(Task brief):
Reply with only the number of lines that contain the string "resposta".

---------------

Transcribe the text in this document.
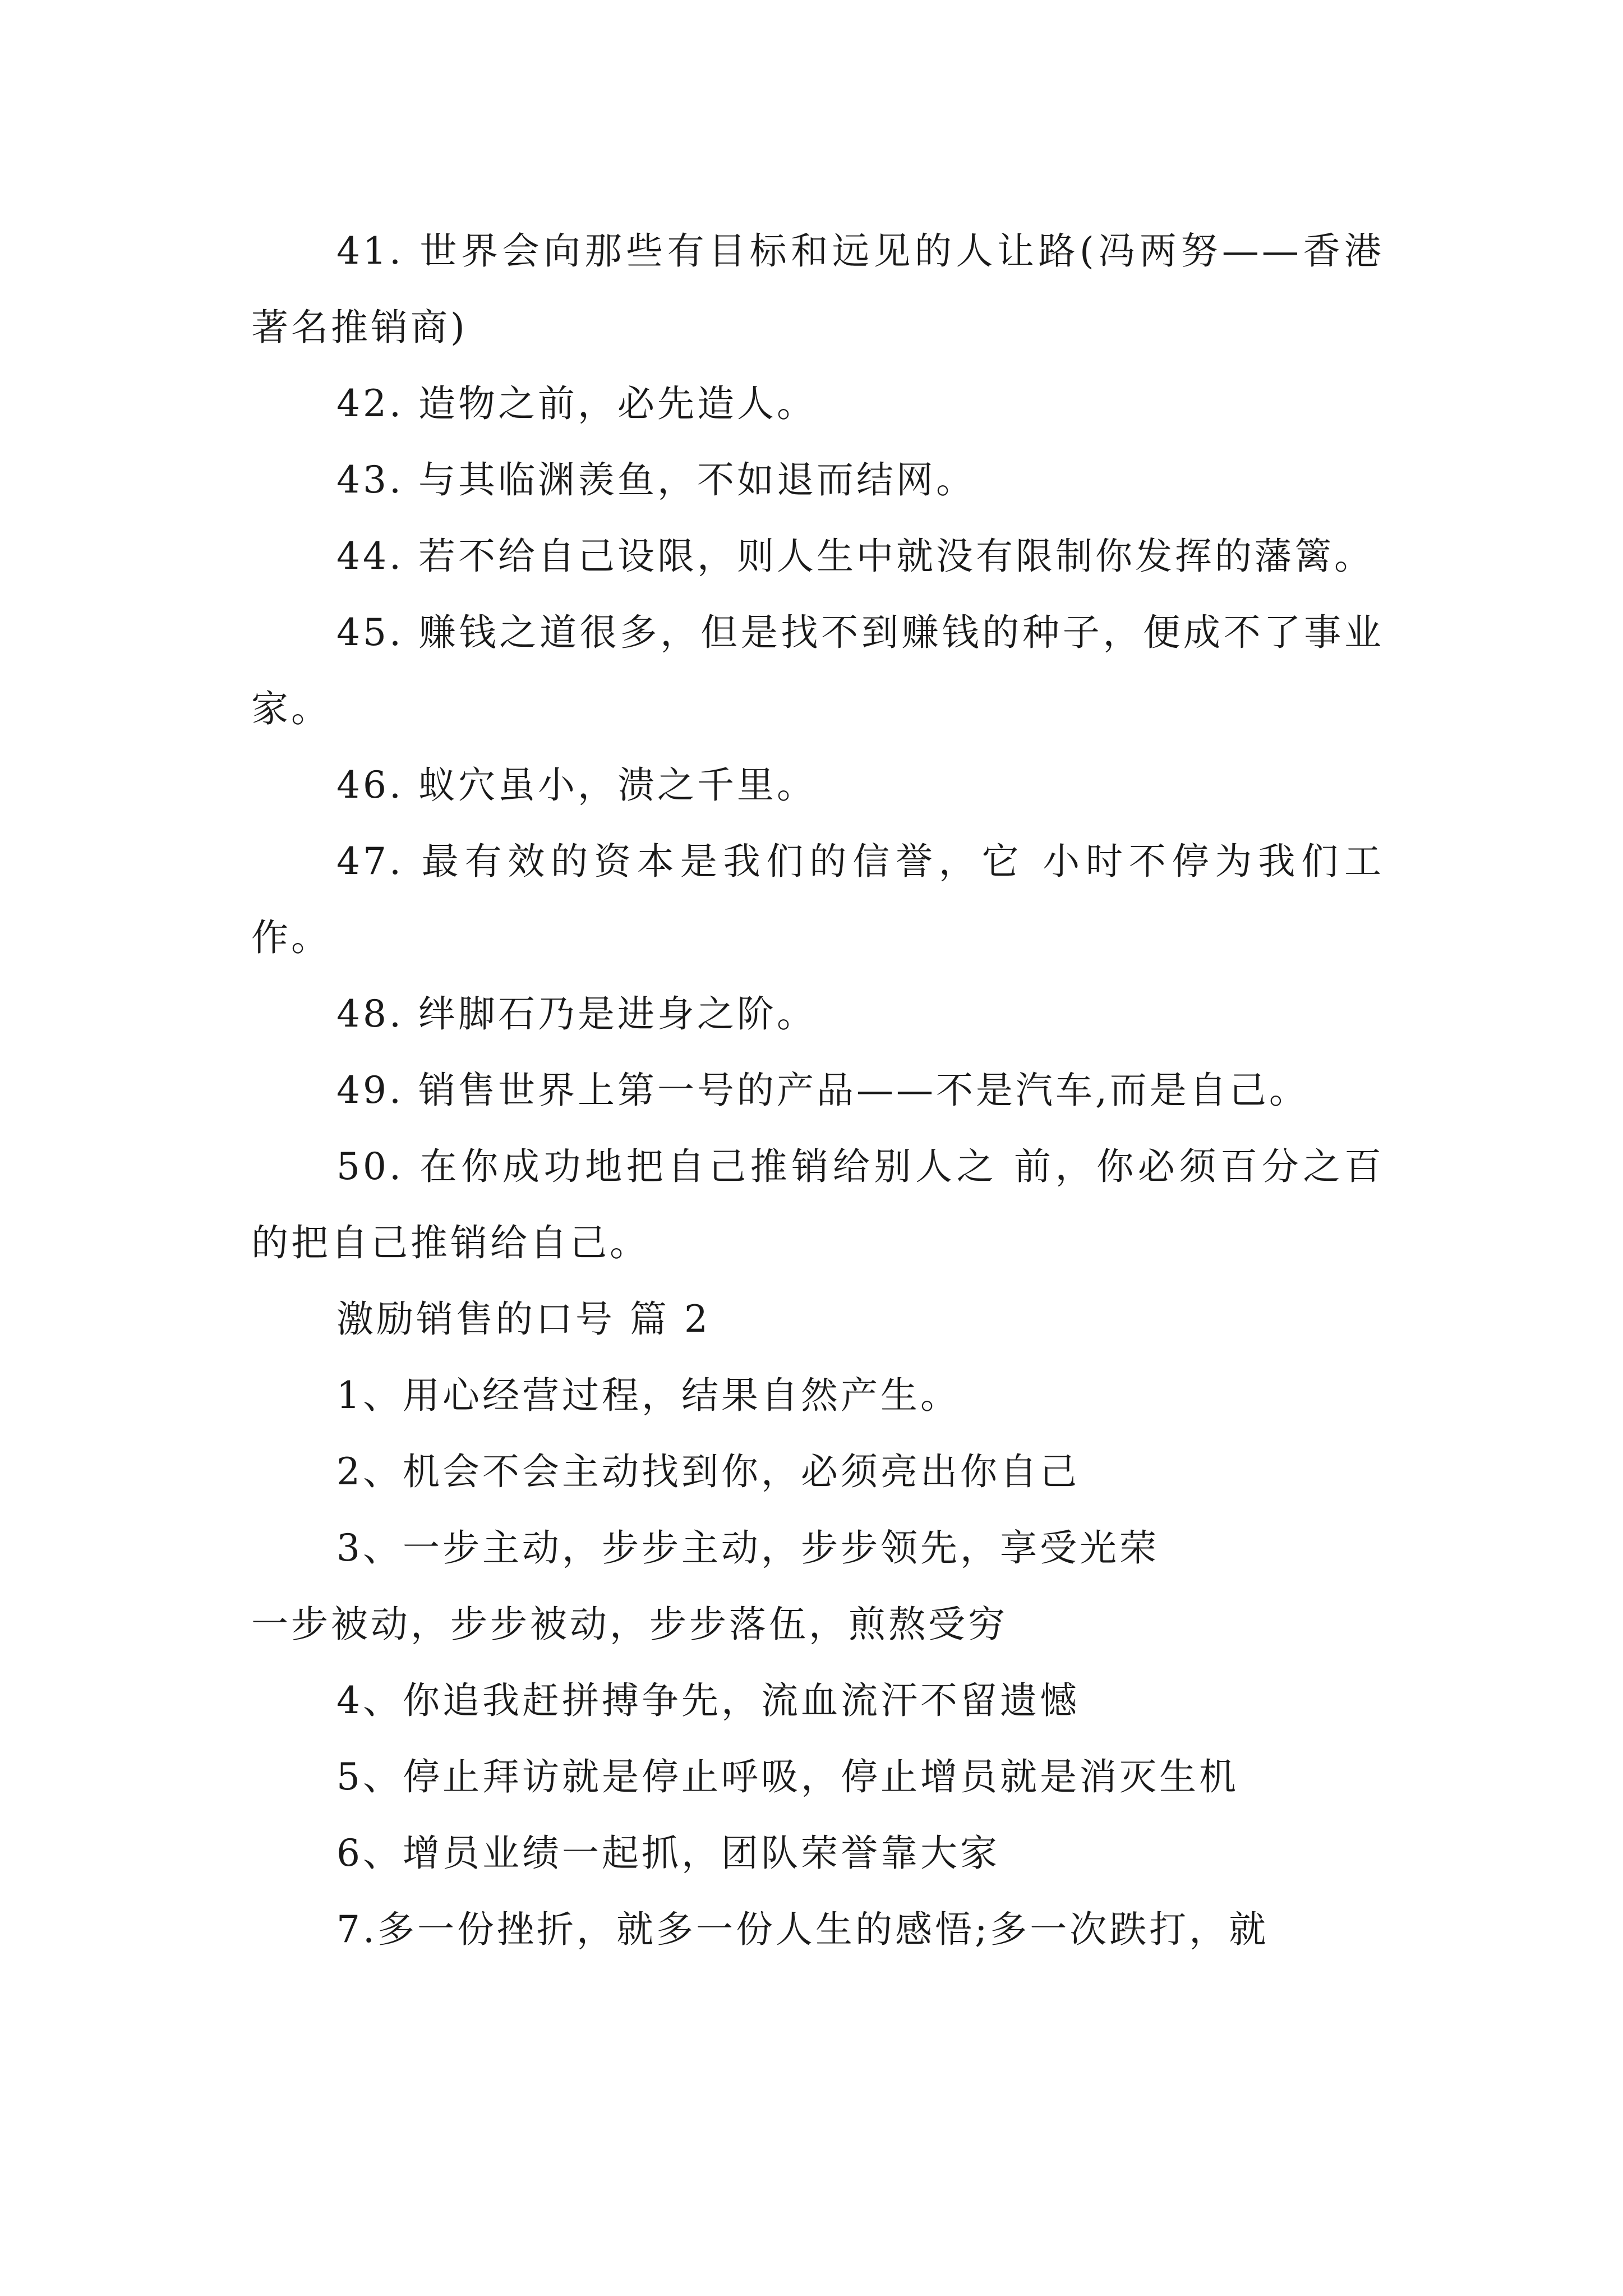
41. 世界会向那些有目标和远见的人让路(冯两努——香港著名推销商)

42. 造物之前，必先造人。

43. 与其临渊羡鱼，不如退而结网。

44. 若不给自己设限，则人生中就没有限制你发挥的藩篱。

45. 赚钱之道很多，但是找不到赚钱的种子，便成不了事业家。

46. 蚁穴虽小，溃之千里。

47. 最有效的资本是我们的信誉，它 小时不停为我们工作。

48. 绊脚石乃是进身之阶。

49. 销售世界上第一号的产品——不是汽车,而是自己。

50. 在你成功地把自己推销给别人之 前，你必须百分之百的把自己推销给自己。

激励销售的口号 篇 2

1、用心经营过程，结果自然产生。

2、机会不会主动找到你，必须亮出你自己

3、一步主动，步步主动，步步领先，享受光荣

一步被动，步步被动，步步落伍，煎熬受穷

4、你追我赶拼搏争先，流血流汗不留遗憾

5、停止拜访就是停止呼吸，停止增员就是消灭生机

6、增员业绩一起抓，团队荣誉靠大家

7.多一份挫折，就多一份人生的感悟;多一次跌打，就
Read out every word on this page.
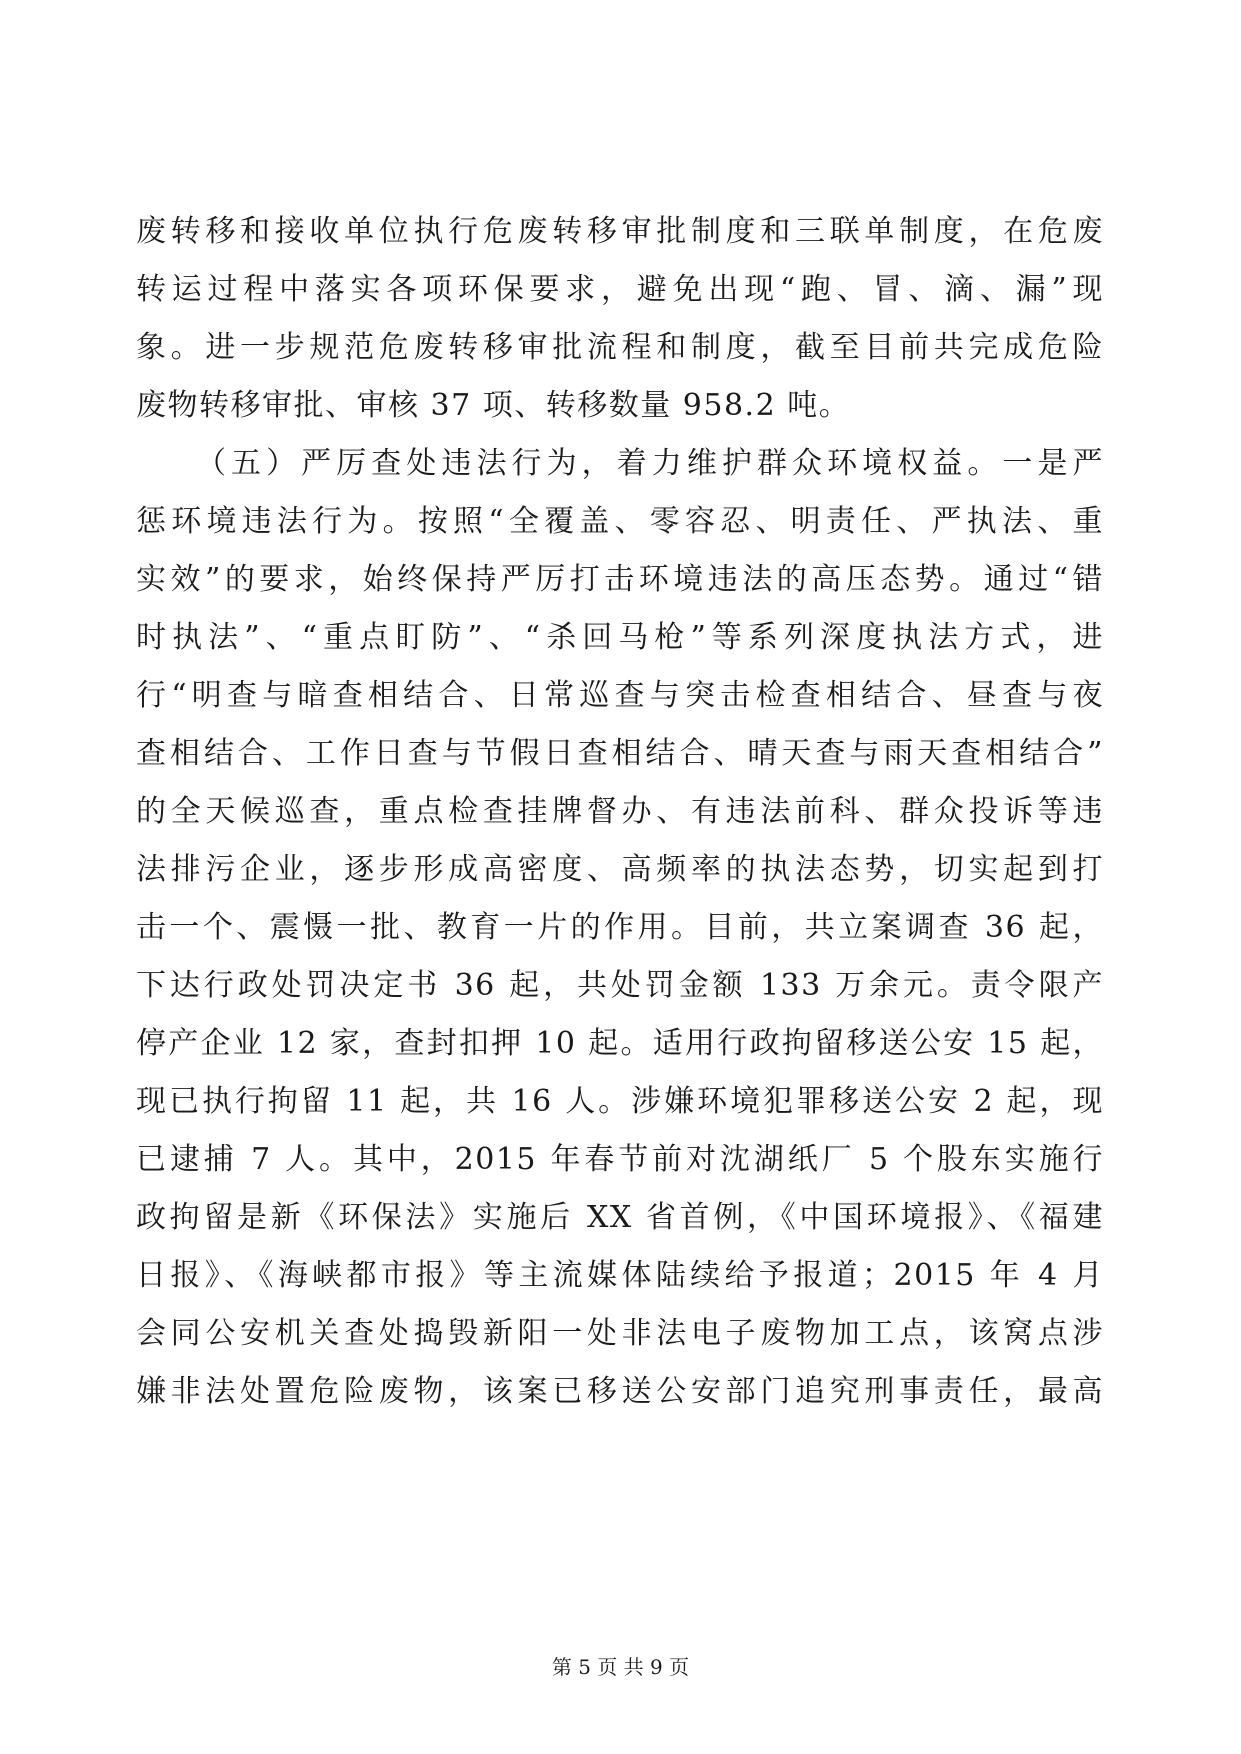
废转移和接收单位执行危废转移审批制度和三联单制度，在危废
转运过程中落实各项环保要求，避免出现“跑、冒、滴、漏”现
象。进一步规范危废转移审批流程和制度，截至目前共完成危险
废物转移审批、审核 37 项、转移数量 958.2 吨。
（五）严厉查处违法行为，着力维护群众环境权益。一是严
惩环境违法行为。按照“全覆盖、零容忍、明责任、严执法、重
实效”的要求，始终保持严厉打击环境违法的高压态势。通过“错
时执法”、“重点盯防”、“杀回马枪”等系列深度执法方式，进
行“明查与暗查相结合、日常巡查与突击检查相结合、昼查与夜
查相结合、工作日查与节假日查相结合、晴天查与雨天查相结合”
的全天候巡查，重点检查挂牌督办、有违法前科、群众投诉等违
法排污企业，逐步形成高密度、高频率的执法态势，切实起到打
击一个、震慑一批、教育一片的作用。目前，共立案调查 36 起，
下达行政处罚决定书 36 起，共处罚金额 133 万余元。责令限产
停产企业 12 家，查封扣押 10 起。适用行政拘留移送公安 15 起，
现已执行拘留 11 起，共 16 人。涉嫌环境犯罪移送公安 2 起，现
已逮捕 7 人。其中，2015 年春节前对沈湖纸厂 5 个股东实施行
政拘留是新《环保法》实施后 XX 省首例，《中国环境报》、《福建
日报》、《海峡都市报》等主流媒体陆续给予报道；2015 年 4 月
会同公安机关查处捣毁新阳一处非法电子废物加工点，该窝点涉
嫌非法处置危险废物，该案已移送公安部门追究刑事责任，最高
第 5 页 共 9 页
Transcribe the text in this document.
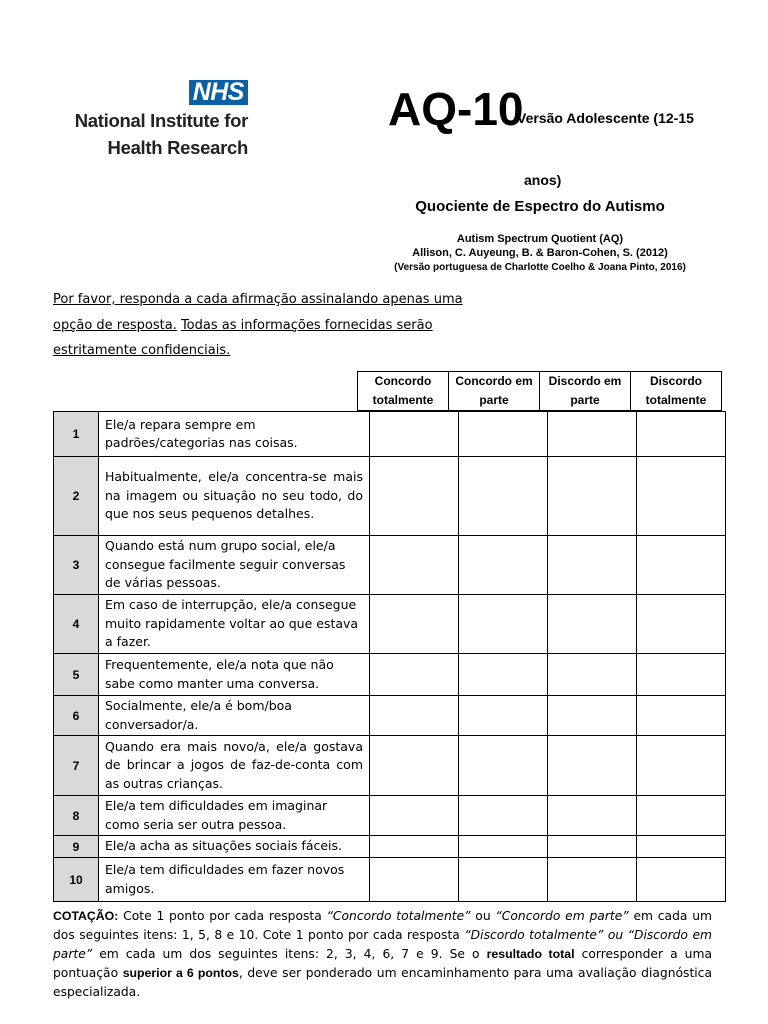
NHS
National Institute for
Health Research
AQ-10
Versão Adolescente (12-15
anos)
Quociente de Espectro do Autismo
Autism Spectrum Quotient (AQ)
Allison, C. Auyeung, B. & Baron-Cohen, S. (2012)
(Versão portuguesa de Charlotte Coelho & Joana Pinto, 2016)
Por favor, responda a cada afirmação assinalando apenas uma opção de resposta. Todas as informações fornecidas serão estritamente confidenciais.
Concordo totalmente	Concordo em parte	Discordo em parte	Discordo totalmente
1	Ele/a repara sempre em padrões/categorias nas coisas.				
2	Habitualmente, ele/a concentra-se mais na imagem ou situação no seu todo, do que nos seus pequenos detalhes.				
3	Quando está num grupo social, ele/a consegue facilmente seguir conversas de várias pessoas.				
4	Em caso de interrupção, ele/a consegue muito rapidamente voltar ao que estava a fazer.				
5	Frequentemente, ele/a nota que não sabe como manter uma conversa.				
6	Socialmente, ele/a é bom/boa conversador/a.				
7	Quando era mais novo/a, ele/a gostava de brincar a jogos de faz-de-conta com as outras crianças.				
8	Ele/a tem dificuldades em imaginar como seria ser outra pessoa.				
9	Ele/a acha as situações sociais fáceis.				
10	Ele/a tem dificuldades em fazer novos amigos.				
COTAÇÃO: Cote 1 ponto por cada resposta “Concordo totalmente” ou “Concordo em parte” em cada um dos seguintes itens: 1, 5, 8 e 10. Cote 1 ponto por cada resposta “Discordo totalmente” ou “Discordo em parte” em cada um dos seguintes itens: 2, 3, 4, 6, 7 e 9. Se o resultado total corresponder a uma pontuação superior a 6 pontos, deve ser ponderado um encaminhamento para uma avaliação diagnóstica especializada.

---------------

(Written response):
2